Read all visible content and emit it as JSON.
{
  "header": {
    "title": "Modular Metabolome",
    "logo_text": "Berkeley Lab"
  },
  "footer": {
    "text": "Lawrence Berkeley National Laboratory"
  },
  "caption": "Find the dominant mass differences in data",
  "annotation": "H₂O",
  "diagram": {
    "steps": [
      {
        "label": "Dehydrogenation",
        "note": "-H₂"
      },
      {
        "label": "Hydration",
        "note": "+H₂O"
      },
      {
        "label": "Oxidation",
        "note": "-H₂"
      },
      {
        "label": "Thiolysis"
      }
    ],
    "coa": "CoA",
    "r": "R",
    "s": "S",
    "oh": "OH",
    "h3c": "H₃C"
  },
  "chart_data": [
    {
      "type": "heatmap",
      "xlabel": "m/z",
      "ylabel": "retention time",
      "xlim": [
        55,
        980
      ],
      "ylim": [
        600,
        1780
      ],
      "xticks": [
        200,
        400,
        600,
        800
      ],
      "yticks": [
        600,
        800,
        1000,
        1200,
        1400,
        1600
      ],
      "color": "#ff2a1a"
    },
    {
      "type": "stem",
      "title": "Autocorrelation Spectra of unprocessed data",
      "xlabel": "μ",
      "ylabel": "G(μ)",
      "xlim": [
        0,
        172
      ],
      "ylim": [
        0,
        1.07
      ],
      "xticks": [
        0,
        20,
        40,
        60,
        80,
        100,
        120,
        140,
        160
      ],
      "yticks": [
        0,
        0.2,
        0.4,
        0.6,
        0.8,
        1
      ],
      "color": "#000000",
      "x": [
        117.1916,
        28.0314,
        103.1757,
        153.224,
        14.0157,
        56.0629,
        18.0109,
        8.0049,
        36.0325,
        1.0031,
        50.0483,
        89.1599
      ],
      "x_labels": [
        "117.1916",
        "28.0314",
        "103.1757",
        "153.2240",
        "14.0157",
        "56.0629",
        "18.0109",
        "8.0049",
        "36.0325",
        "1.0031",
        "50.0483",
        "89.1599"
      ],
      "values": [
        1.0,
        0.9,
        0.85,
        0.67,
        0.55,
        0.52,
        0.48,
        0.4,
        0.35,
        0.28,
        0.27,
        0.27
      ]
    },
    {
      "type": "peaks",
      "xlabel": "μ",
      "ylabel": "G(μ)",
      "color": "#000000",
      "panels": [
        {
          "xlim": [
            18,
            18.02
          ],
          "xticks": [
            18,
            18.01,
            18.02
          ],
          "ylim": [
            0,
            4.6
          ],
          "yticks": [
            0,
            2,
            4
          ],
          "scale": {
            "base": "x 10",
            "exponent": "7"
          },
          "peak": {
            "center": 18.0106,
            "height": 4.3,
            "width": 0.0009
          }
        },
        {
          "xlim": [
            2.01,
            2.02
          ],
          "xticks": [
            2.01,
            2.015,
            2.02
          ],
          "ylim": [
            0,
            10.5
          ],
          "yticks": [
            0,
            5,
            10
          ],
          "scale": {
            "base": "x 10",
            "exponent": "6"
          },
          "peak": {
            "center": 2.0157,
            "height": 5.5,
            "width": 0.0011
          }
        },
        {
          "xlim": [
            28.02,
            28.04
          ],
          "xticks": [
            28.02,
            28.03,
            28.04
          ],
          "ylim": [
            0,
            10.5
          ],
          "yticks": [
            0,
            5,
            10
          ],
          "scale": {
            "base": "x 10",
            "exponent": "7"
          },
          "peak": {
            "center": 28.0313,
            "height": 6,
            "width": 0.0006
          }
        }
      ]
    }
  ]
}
═══
Written request:
Check each line of the entries for the string "center". Copy the lines that have it.

Solution to this problem:
            "center": 18.0106,
            "center": 2.0157,
            "center": 28.0313,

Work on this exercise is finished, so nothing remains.